Required task:
The article about the Yamaha DT250 build lists the activities that keep vintage racing motorcycles on Anthony Scott's mind. Name all of them.
— begin Text to read —
Return of the Cafe Racers - Engine engine 25 – Yamaha DT250

Engine engine 25 – Yamaha DT250

If you’ve been following Enginethusiast for a while, you’ve probably noticed that Anthony Scott has a soft spot for vintage racing motorcycles. Between photographing them, orchestrating events to use them and working on his own race bike inspired builds, they’re always playing on his mind. He’s the first to admit that others put out exceptional builds way beyond his abilities, but that hasn’t stopped him from trying. He’s already put together an impressive portfolio of custom bikes which are part of an epic 27 build series he’s set himself. Some would call a one-man mission to build 27 custom motorcycles a tough feat but he truly believes it’s possible with the motorcycle community that surrounds him. The perfect example is his latest achievement, a 1977 Yamaha DT250 named Engine #25.
— end Text to read —
— begin Stored rows —
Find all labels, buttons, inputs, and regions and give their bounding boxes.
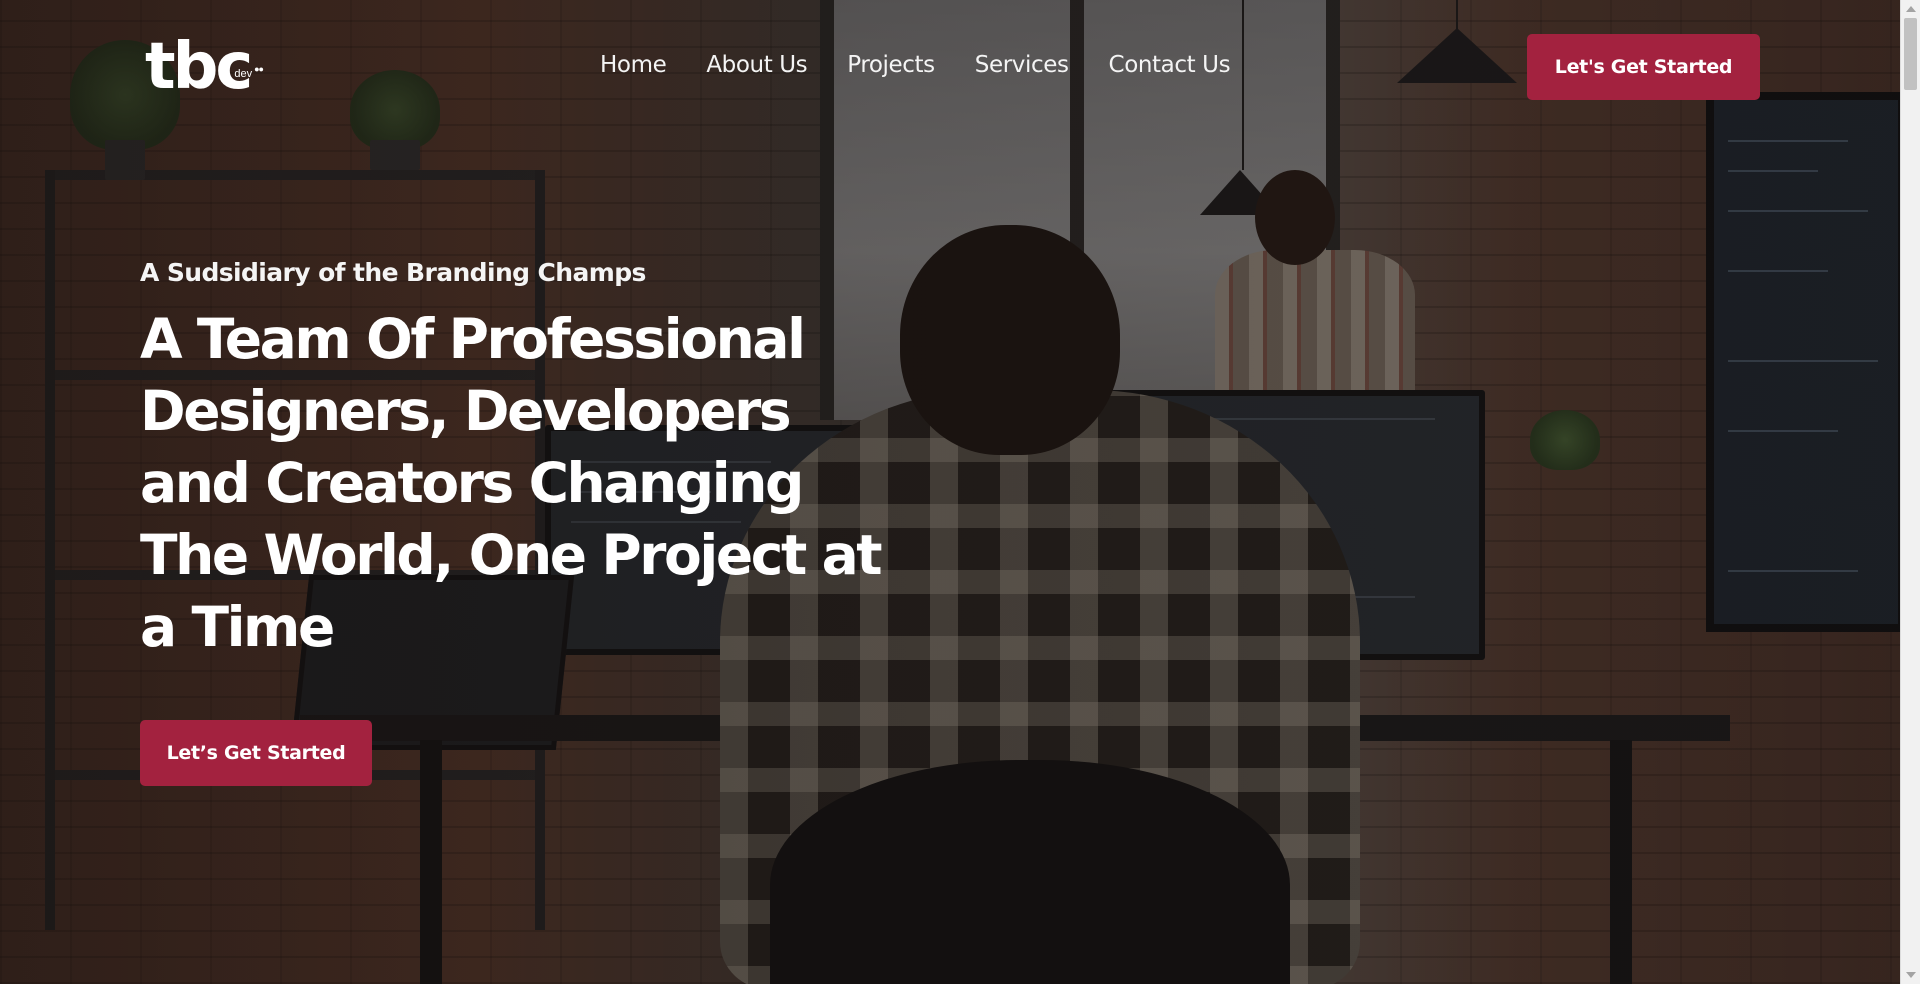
logo-dots-icon: ●● bbox=[254, 64, 264, 74]
logo-text: tbc bbox=[145, 30, 253, 104]
scrollbar-thumb[interactable] bbox=[1904, 18, 1917, 90]
scroll-down-arrow-icon[interactable] bbox=[1906, 972, 1916, 978]
nav-link-about-us[interactable]: About Us bbox=[706, 52, 807, 78]
logo-subtext: dev bbox=[234, 68, 253, 80]
scroll-up-arrow-icon[interactable] bbox=[1906, 6, 1916, 12]
hero-headline: A Team Of Professional Designers, Develo… bbox=[140, 307, 883, 659]
site-logo[interactable]: tbc dev ●● bbox=[145, 28, 264, 104]
nav-link-contact-us[interactable]: Contact Us bbox=[1109, 52, 1231, 78]
hero-eyebrow: A Sudsidiary of the Branding Champs bbox=[140, 258, 646, 287]
page-scrollbar[interactable] bbox=[1900, 0, 1920, 984]
nav-link-projects[interactable]: Projects bbox=[847, 52, 935, 78]
hero-section: A Sudsidiary of the Branding Champs A Te… bbox=[140, 255, 920, 663]
hero-get-started-button[interactable]: Let’s Get Started bbox=[140, 720, 372, 786]
nav-link-home[interactable]: Home bbox=[600, 52, 667, 78]
header-get-started-button[interactable]: Let's Get Started bbox=[1527, 34, 1760, 100]
site-header: tbc dev ●● Home About Us Projects Servic… bbox=[0, 0, 1900, 110]
nav-link-services[interactable]: Services bbox=[975, 52, 1069, 78]
main-navigation: Home About Us Projects Services Contact … bbox=[600, 52, 1231, 78]
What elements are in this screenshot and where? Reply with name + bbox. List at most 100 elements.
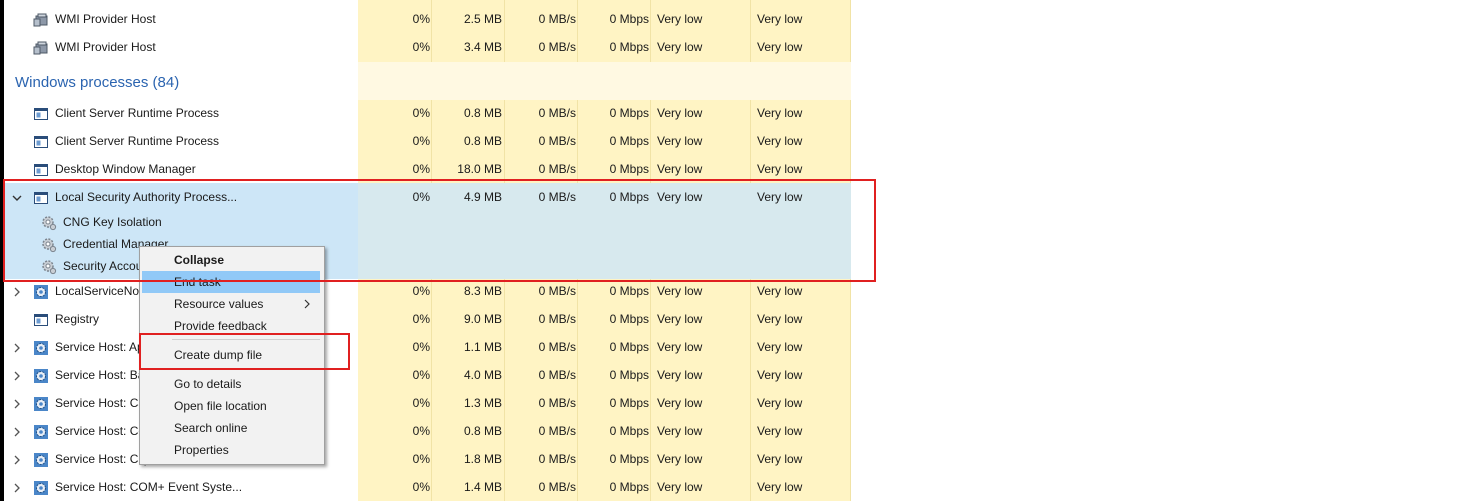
power-trend-value: Very low bbox=[757, 340, 803, 354]
disk-value: 0 MB/s bbox=[538, 284, 576, 298]
menu-item-end-task[interactable]: End task bbox=[142, 271, 320, 293]
power-trend-value: Very low bbox=[757, 424, 803, 438]
process-row[interactable]: Service Host: Ap 0% 1.1 MB 0 MB/s 0 Mbps… bbox=[4, 334, 851, 362]
memory-value: 1.3 MB bbox=[463, 396, 502, 410]
power-trend-value: Very low bbox=[757, 452, 803, 466]
process-name: Service Host: Clip bbox=[55, 452, 151, 466]
power-trend-value: Very low bbox=[757, 284, 803, 298]
disk-value: 0 MB/s bbox=[538, 396, 576, 410]
window-icon bbox=[33, 190, 49, 206]
process-row[interactable]: Service Host: Ba 0% 4.0 MB 0 MB/s 0 Mbps… bbox=[4, 362, 851, 390]
power-usage-value: Very low bbox=[657, 424, 703, 438]
power-trend-value: Very low bbox=[757, 162, 803, 176]
process-row[interactable]: Service Host: Clip 0% 1.8 MB 0 MB/s 0 Mb… bbox=[4, 446, 851, 474]
power-trend-value: Very low bbox=[757, 312, 803, 326]
menu-item-open-file-location[interactable]: Open file location bbox=[142, 395, 320, 417]
menu-item-label: Resource values bbox=[174, 297, 264, 311]
process-row[interactable]: WMI Provider Host 0% 3.4 MB 0 MB/s 0 Mbp… bbox=[4, 34, 851, 62]
menu-item-label: Create dump file bbox=[174, 348, 263, 362]
gear-icon bbox=[33, 452, 49, 468]
menu-item-label: Provide feedback bbox=[174, 319, 267, 333]
context-menu: Collapse End task Resource values Provid… bbox=[139, 246, 325, 465]
menu-item-label: Go to details bbox=[174, 377, 242, 391]
memory-value: 4.9 MB bbox=[463, 190, 502, 204]
gear-icon bbox=[33, 284, 49, 300]
menu-item-properties[interactable]: Properties bbox=[142, 439, 320, 461]
chevron-right-icon[interactable] bbox=[11, 426, 23, 438]
process-name: Local Security Authority Process... bbox=[55, 190, 238, 204]
network-value: 0 Mbps bbox=[609, 340, 649, 354]
disk-value: 0 MB/s bbox=[538, 368, 576, 382]
process-row[interactable]: Client Server Runtime Process 0% 0.8 MB … bbox=[4, 100, 851, 128]
power-usage-value: Very low bbox=[657, 284, 703, 298]
menu-item-search-online[interactable]: Search online bbox=[142, 417, 320, 439]
power-trend-value: Very low bbox=[757, 368, 803, 382]
chevron-down-icon[interactable] bbox=[11, 192, 23, 204]
disk-value: 0 MB/s bbox=[538, 312, 576, 326]
process-name: Registry bbox=[55, 312, 100, 326]
menu-item-label: Collapse bbox=[174, 253, 225, 267]
disk-value: 0 MB/s bbox=[538, 134, 576, 148]
window-icon bbox=[33, 106, 49, 122]
process-row[interactable]: WMI Provider Host 0% 2.5 MB 0 MB/s 0 Mbp… bbox=[4, 6, 851, 34]
process-row[interactable]: Service Host: Ca 0% 1.3 MB 0 MB/s 0 Mbps… bbox=[4, 390, 851, 418]
process-row[interactable]: Client Server Runtime Process 0% 0.8 MB … bbox=[4, 128, 851, 156]
gear-icon bbox=[33, 368, 49, 384]
memory-value: 1.1 MB bbox=[463, 340, 502, 354]
process-row[interactable]: Service Host: Ce 0% 0.8 MB 0 MB/s 0 Mbps… bbox=[4, 418, 851, 446]
wmi-icon bbox=[33, 40, 49, 56]
menu-item-provide-feedback[interactable]: Provide feedback bbox=[142, 315, 320, 337]
power-usage-value: Very low bbox=[657, 40, 703, 54]
network-value: 0 Mbps bbox=[609, 134, 649, 148]
cpu-value: 0% bbox=[412, 134, 430, 148]
process-row[interactable]: Desktop Window Manager 0% 18.0 MB 0 MB/s… bbox=[4, 156, 851, 184]
process-row-selected[interactable]: Local Security Authority Process... 0% 4… bbox=[4, 184, 851, 212]
chevron-right-icon[interactable] bbox=[11, 370, 23, 382]
chevron-right-icon[interactable] bbox=[11, 342, 23, 354]
disk-value: 0 MB/s bbox=[538, 452, 576, 466]
process-row[interactable]: Registry 0% 9.0 MB 0 MB/s 0 Mbps Very lo… bbox=[4, 306, 851, 334]
chevron-right-icon[interactable] bbox=[11, 454, 23, 466]
power-usage-value: Very low bbox=[657, 396, 703, 410]
cpu-value: 0% bbox=[412, 162, 430, 176]
network-value: 0 Mbps bbox=[609, 312, 649, 326]
disk-value: 0 MB/s bbox=[538, 480, 576, 494]
process-row[interactable]: LocalServiceNoN 0% 8.3 MB 0 MB/s 0 Mbps … bbox=[4, 278, 851, 306]
network-value: 0 Mbps bbox=[609, 284, 649, 298]
network-value: 0 Mbps bbox=[609, 162, 649, 176]
power-usage-value: Very low bbox=[657, 134, 703, 148]
power-trend-value: Very low bbox=[757, 40, 803, 54]
disk-value: 0 MB/s bbox=[538, 12, 576, 26]
power-trend-value: Very low bbox=[757, 396, 803, 410]
menu-item-label: Open file location bbox=[174, 399, 267, 413]
memory-value: 0.8 MB bbox=[463, 106, 502, 120]
menu-item-create-dump-file[interactable]: Create dump file bbox=[142, 344, 320, 366]
group-title-windows-processes[interactable]: Windows processes (84) bbox=[15, 74, 179, 91]
menu-item-label: End task bbox=[174, 275, 221, 289]
menu-item-go-to-details[interactable]: Go to details bbox=[142, 373, 320, 395]
memory-value: 0.8 MB bbox=[463, 424, 502, 438]
process-row[interactable]: Service Host: COM+ Event Syste... 0% 1.4… bbox=[4, 474, 851, 502]
network-value: 0 Mbps bbox=[609, 424, 649, 438]
memory-value: 0.8 MB bbox=[463, 134, 502, 148]
memory-value: 18.0 MB bbox=[457, 162, 502, 176]
disk-value: 0 MB/s bbox=[538, 190, 576, 204]
network-value: 0 Mbps bbox=[609, 396, 649, 410]
disk-value: 0 MB/s bbox=[538, 340, 576, 354]
process-name: Service Host: Ba bbox=[55, 368, 145, 382]
group-header-band bbox=[358, 62, 851, 100]
chevron-right-icon[interactable] bbox=[11, 286, 23, 298]
menu-item-label: Search online bbox=[174, 421, 248, 435]
chevron-right-icon[interactable] bbox=[11, 398, 23, 410]
menu-item-label: Properties bbox=[174, 443, 229, 457]
power-usage-value: Very low bbox=[657, 368, 703, 382]
power-usage-value: Very low bbox=[657, 480, 703, 494]
chevron-right-icon[interactable] bbox=[11, 482, 23, 494]
network-value: 0 Mbps bbox=[609, 452, 649, 466]
window-icon bbox=[33, 134, 49, 150]
menu-item-collapse[interactable]: Collapse bbox=[142, 249, 320, 271]
power-trend-value: Very low bbox=[757, 12, 803, 26]
menu-item-resource-values[interactable]: Resource values bbox=[142, 293, 320, 315]
window-icon bbox=[33, 162, 49, 178]
power-trend-value: Very low bbox=[757, 134, 803, 148]
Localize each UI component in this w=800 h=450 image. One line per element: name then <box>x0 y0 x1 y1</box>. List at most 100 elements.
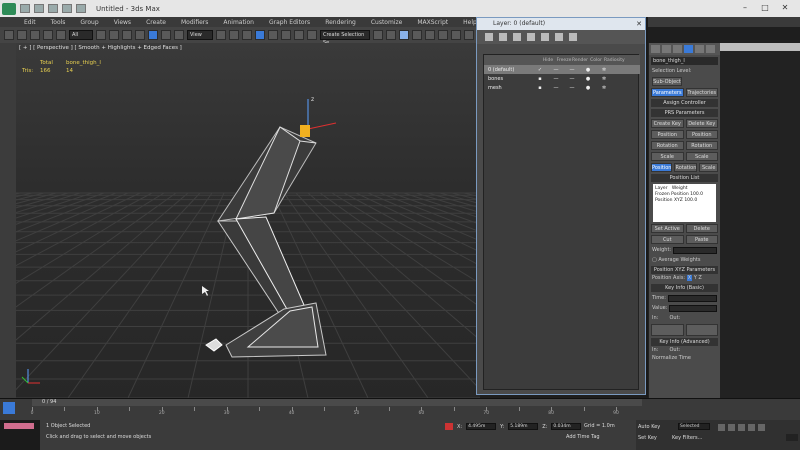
— end Stored rows —
Task output:
- Photographing them
- Orchestrating events to use them
- Working on his own race bike inspired builds